▸ **GIVEN PASSAGE**
# # # # # # #
SCREEN MEMORY TWO – FIRST BOMBS
By Michael Roloff
Awake in the middle of the night from the roar
of air planes, I reared up in bed as two flashing lightning bolts struck,
followed near instantly by peals of thunder, window glass shattered. I tossed
my motheaten Steif Monkey, leapt out of bed and rushed to the window that looked out
on the woods, opened its two panels, shards lying all around, and heard the
German Shepherd dog Mara yowling hysterically in her enclosure, a yowling that
turned into a keening, more and more high pitched and then suddenly ceased,
throttled; the roar of planes disappearing in a north-westerly direction.
It
took me a long time to fall back asleep, hugging my Steif Monkey that my
parent had brought back from one of their travels, and when I awoke early the
next morning, earlier than anyone else, I snuck down the staircase and walked
out onto the veranda and notices that the glass of all the large windows had
shattered, the shattered glass looking like tear drops in the flower heads in
the sun. Walking out to Mara’s Zwinger [enforcer] enclosure on a section
of the lawn that was not visible from the veranda - a square 100 by 100 foot
shady area adjacent to the woods which bore the name “croquet” playing ground -
I was shocked and frightened to see Mara hanging by her collar from the highest
wire; had she committed suicide is a remembered thought of that moment.
Klinner, our foreman, came by about the same time and told me that two bombs
had fallen near the riding rink, leaving two craters in the ground, like graves
he said, that large and deep, right next to each other. The story went, so
Klinner said, that the British bombers were afraid to actually penetrate the
air-space over Bremen which was defended by dirigibles with razor wire sharp
enough to cut the wing of a bomber, which is why they dropped their bombs at
the outskirts of town.”
This event was in my recollection, the
inception of what I call my “Expulsion from Paradise,” in Spring 1941. As
compared to the first screen memory - where I can’t tell whether it is also a
perfect memory, re-arranged so as to create a “likely story,” a secondary
revision in time, in this instance I realize that memory has edited the events,
compounded them and rearranged them. I was indeed wakened by two bombs that
fell near simultaneously about 100 yards off in the Fir Place woods, but
lightning strikes and simultaneous thunder derive from other experience, were
projections of that moment to make sense of it; and signify the shock of the totality
of this experience – the shattered windows, the suicidal dog, the expulsion
from Paradise which the bombs elicited, for the next day I and my governess
were sent packing to an allegedly safer venue.
# # # # # # #
▸ **SUPPLIED RECORDS**

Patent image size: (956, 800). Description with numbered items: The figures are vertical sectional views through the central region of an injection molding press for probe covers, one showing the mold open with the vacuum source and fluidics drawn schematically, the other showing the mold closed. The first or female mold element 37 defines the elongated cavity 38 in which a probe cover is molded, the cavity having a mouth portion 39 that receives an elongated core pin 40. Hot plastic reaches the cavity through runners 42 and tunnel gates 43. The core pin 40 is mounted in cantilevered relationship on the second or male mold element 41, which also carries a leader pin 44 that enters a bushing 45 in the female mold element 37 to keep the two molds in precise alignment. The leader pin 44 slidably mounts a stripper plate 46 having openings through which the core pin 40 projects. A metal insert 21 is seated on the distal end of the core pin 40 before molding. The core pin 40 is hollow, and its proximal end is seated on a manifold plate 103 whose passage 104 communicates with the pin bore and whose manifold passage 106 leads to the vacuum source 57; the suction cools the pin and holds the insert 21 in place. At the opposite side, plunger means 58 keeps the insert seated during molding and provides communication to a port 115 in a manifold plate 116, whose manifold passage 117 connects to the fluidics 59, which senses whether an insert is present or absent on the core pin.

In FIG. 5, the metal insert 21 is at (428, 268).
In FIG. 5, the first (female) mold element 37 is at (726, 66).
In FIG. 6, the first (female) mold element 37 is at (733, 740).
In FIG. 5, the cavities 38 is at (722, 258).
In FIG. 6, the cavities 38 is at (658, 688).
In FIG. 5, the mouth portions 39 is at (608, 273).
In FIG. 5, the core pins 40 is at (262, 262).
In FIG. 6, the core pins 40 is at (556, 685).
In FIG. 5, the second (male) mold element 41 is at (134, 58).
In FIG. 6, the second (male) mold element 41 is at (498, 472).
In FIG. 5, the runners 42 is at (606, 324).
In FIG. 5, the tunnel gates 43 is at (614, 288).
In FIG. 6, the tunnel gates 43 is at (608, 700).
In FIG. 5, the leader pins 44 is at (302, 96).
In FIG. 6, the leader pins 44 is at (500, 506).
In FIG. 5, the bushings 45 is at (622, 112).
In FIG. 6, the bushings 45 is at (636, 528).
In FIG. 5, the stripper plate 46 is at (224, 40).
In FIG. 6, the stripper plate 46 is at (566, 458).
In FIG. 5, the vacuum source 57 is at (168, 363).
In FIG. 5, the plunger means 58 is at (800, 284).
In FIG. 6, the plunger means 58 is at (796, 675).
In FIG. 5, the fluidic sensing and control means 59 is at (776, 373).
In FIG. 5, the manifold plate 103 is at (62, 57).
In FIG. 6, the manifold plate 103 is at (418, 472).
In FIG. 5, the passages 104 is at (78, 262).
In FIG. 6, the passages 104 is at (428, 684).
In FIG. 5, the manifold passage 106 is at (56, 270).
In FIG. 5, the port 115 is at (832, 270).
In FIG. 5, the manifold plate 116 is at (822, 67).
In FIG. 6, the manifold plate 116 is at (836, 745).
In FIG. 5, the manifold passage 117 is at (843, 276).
# # # # # # #
▸ **GOAL**
In the memoir passage about the first bombs, what season and year does the author give for the beginning of his "Expulsion from Paradise"?

▸ **SOLVED PROBLEM**
Spring 1941.